**** Records provided
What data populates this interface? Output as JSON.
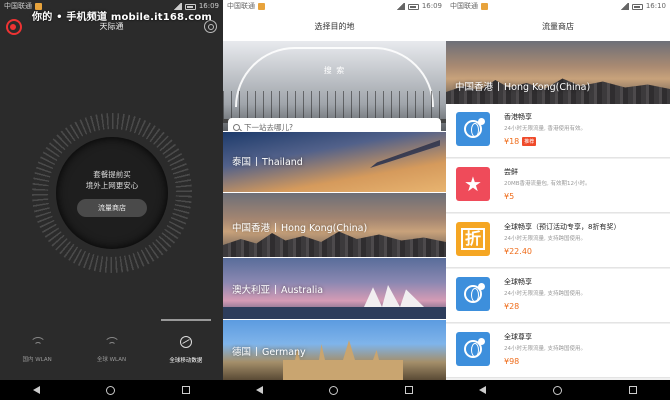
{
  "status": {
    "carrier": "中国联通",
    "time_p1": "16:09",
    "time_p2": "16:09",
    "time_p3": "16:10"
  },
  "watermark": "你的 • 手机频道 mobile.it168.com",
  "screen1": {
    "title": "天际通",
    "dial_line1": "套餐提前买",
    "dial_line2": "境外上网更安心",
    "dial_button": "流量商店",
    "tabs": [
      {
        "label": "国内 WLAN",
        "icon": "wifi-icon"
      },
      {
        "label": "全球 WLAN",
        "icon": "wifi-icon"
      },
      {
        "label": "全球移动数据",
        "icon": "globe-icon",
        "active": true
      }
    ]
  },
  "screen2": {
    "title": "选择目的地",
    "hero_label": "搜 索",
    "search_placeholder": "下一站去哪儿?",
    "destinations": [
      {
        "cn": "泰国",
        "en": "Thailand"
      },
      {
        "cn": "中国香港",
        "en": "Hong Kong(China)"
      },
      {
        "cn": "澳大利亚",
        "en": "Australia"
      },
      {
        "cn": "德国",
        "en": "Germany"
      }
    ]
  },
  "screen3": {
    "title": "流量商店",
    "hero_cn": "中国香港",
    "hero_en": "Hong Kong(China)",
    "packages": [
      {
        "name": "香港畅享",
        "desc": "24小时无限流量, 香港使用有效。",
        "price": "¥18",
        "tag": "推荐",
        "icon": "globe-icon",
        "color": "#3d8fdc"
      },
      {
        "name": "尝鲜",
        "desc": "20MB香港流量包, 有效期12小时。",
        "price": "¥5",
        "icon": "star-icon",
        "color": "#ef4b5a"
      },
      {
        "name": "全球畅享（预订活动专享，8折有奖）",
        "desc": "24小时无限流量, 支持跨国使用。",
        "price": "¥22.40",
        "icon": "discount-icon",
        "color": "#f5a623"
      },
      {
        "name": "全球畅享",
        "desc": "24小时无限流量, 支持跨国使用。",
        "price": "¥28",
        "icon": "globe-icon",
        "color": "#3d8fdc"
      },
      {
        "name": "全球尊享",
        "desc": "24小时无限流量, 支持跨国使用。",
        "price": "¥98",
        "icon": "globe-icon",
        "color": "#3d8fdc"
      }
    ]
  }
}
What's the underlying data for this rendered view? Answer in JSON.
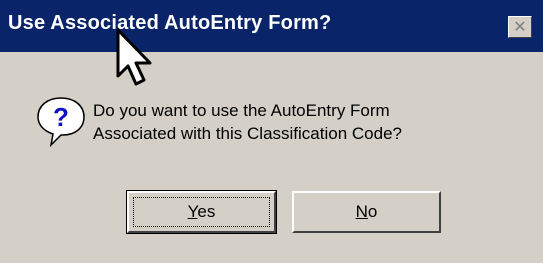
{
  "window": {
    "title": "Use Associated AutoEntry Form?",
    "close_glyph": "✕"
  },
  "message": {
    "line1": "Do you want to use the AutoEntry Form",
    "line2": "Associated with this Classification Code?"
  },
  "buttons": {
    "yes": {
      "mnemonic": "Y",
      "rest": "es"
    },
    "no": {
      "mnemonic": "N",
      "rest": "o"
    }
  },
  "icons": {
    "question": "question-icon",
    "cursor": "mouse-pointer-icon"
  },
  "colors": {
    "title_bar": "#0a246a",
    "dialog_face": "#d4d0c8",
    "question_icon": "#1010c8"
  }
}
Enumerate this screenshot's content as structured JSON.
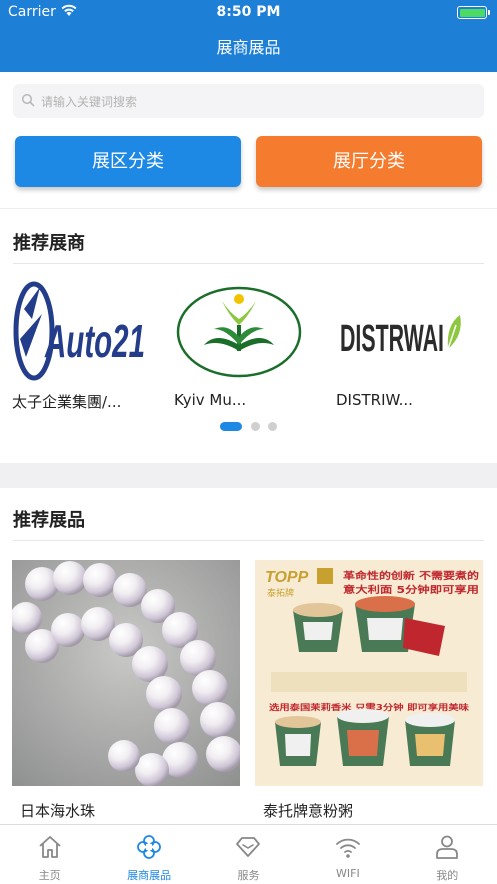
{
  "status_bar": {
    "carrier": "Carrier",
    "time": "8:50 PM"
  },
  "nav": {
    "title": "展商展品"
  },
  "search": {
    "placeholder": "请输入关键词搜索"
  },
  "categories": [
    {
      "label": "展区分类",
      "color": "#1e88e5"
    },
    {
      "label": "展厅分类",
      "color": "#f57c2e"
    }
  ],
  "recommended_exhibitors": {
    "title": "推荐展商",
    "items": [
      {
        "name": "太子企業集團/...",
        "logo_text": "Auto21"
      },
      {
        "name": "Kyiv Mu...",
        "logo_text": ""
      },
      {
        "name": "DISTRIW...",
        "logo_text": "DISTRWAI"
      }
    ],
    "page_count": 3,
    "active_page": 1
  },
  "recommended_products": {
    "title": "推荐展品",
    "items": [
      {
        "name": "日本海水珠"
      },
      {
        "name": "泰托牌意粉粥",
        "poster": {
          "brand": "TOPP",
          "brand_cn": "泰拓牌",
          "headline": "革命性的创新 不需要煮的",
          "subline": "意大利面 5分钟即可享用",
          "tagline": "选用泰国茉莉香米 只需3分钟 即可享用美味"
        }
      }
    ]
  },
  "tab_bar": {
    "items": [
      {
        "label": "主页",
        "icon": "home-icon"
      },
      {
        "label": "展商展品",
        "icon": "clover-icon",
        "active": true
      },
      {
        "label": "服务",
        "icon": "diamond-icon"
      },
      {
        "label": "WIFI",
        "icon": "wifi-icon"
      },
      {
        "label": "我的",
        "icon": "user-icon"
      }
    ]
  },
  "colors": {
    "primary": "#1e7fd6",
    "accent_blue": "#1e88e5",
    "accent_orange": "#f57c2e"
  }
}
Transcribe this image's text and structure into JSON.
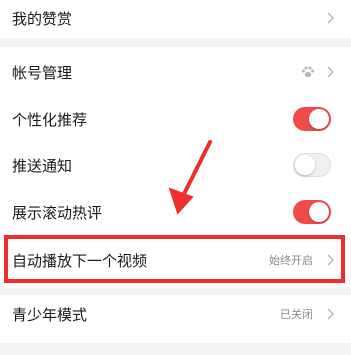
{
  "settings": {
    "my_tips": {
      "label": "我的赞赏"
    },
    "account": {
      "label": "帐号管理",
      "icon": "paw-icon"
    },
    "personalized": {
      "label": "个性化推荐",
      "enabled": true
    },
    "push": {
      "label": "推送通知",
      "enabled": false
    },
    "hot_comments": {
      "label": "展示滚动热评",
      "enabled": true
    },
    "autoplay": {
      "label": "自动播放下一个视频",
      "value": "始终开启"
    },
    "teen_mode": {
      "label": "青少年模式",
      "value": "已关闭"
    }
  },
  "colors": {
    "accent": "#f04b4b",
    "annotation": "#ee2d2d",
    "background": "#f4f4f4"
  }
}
********
**** Records provided
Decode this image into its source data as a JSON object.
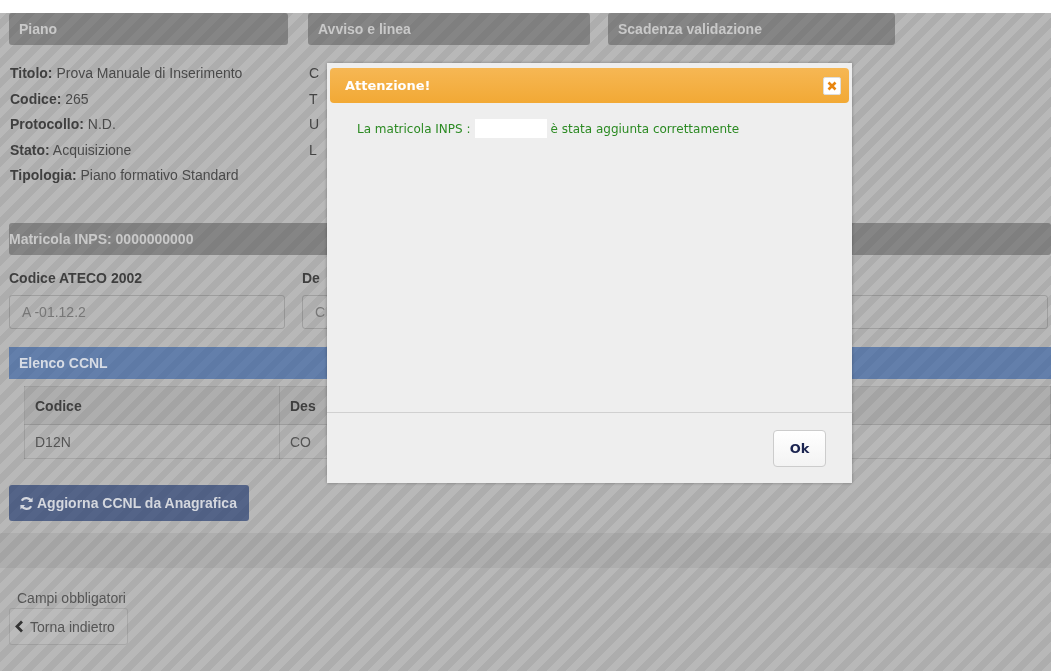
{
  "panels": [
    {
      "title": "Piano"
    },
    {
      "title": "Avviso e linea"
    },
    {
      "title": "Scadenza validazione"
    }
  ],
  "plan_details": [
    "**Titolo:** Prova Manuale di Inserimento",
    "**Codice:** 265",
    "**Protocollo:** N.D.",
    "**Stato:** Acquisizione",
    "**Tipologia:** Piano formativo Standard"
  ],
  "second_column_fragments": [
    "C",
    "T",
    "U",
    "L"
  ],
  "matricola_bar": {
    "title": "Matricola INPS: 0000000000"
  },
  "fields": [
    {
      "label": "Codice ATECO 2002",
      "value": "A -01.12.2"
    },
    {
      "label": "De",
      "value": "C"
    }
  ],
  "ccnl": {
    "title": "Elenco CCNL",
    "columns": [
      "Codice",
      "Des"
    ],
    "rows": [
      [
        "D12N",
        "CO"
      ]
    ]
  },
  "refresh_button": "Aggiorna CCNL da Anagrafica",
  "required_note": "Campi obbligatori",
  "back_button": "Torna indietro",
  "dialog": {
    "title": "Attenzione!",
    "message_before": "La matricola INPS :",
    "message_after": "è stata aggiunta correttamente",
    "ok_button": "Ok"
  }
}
********
**** Records provided
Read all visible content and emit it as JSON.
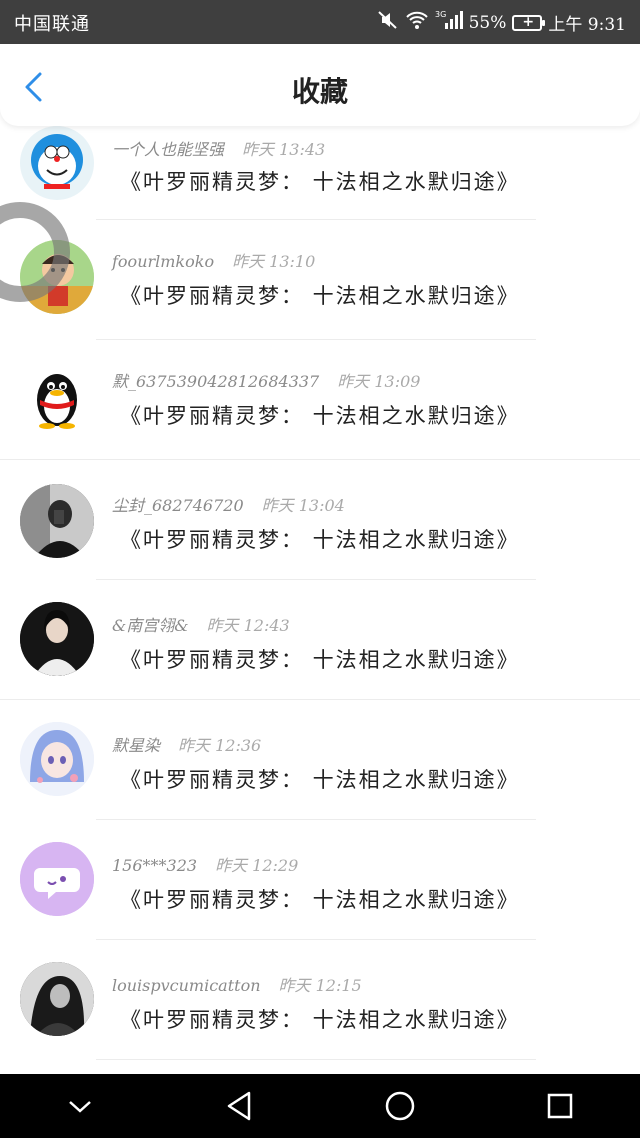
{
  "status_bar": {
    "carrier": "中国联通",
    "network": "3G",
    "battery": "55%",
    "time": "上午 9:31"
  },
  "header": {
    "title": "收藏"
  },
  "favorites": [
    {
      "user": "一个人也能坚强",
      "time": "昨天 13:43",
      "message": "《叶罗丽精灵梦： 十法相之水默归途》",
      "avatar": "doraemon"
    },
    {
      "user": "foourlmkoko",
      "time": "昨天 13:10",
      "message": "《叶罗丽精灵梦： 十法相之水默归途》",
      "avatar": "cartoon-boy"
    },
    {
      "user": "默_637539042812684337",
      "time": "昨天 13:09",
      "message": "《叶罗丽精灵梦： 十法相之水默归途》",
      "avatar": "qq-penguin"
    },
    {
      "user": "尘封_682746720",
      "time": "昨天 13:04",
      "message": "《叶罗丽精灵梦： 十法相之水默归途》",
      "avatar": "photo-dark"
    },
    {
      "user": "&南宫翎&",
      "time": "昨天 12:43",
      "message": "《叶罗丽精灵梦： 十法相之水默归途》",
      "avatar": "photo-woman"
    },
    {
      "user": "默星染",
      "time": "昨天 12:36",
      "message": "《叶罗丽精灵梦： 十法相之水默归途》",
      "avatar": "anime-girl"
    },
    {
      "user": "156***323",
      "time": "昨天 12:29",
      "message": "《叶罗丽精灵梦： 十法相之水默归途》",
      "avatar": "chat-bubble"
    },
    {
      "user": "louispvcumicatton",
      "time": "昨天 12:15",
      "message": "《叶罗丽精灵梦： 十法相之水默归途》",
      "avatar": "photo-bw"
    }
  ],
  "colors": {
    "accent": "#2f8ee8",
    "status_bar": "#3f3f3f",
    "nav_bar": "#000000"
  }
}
********
• **What you will do**
Look through the entries above and report each line where the string "Kong" occurs.

• **Finished answer**
        "en": "Hong Kong(China)"
    "hero_en": "Hong Kong(China)",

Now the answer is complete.